• _WHAT IS ASKED_: Only the pictures are to be left out; set down the rest of the records exactly.

== MATERIAL SUPPLIED

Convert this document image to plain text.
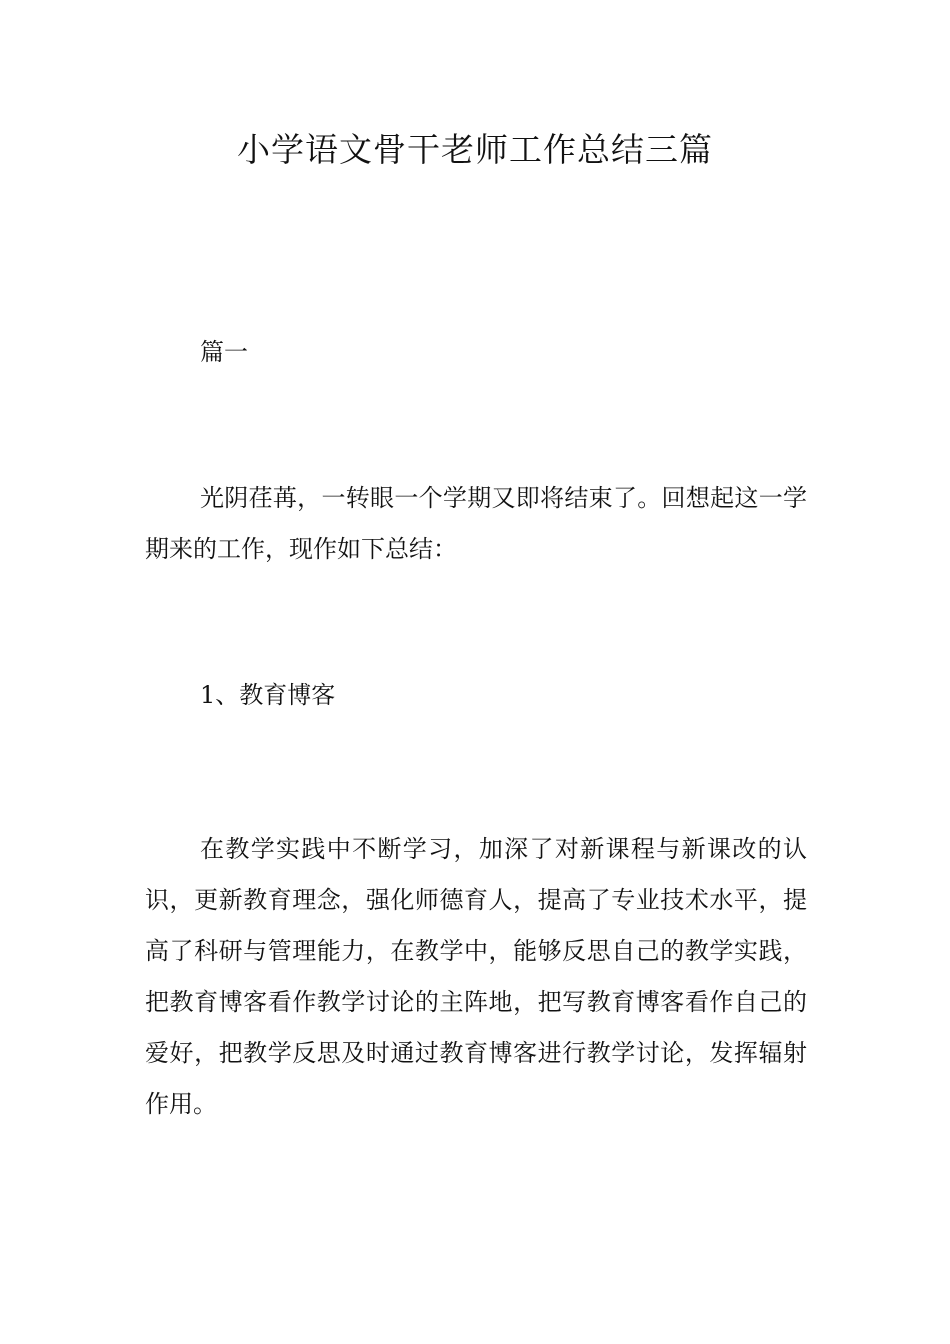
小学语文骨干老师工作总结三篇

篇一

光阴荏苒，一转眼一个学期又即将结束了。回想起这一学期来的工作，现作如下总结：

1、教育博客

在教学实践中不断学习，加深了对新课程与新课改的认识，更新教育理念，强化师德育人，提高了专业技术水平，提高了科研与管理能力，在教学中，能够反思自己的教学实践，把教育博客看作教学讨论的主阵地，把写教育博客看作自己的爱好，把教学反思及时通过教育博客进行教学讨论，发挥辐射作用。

====

• _TASK SOLUTION_:
Convert this document image to plain text.
小学语文骨干老师工作总结三篇

篇一

光阴荏苒，一转眼一个学期又即将结束了。回想起这一学期来的工作，现作如下总结：

1、教育博客

在教学实践中不断学习，加深了对新课程与新课改的认识，更新教育理念，强化师德育人，提高了专业技术水平，提高了科研与管理能力，在教学中，能够反思自己的教学实践，把教育博客看作教学讨论的主阵地，把写教育博客看作自己的爱好，把教学反思及时通过教育博客进行教学讨论，发挥辐射作用。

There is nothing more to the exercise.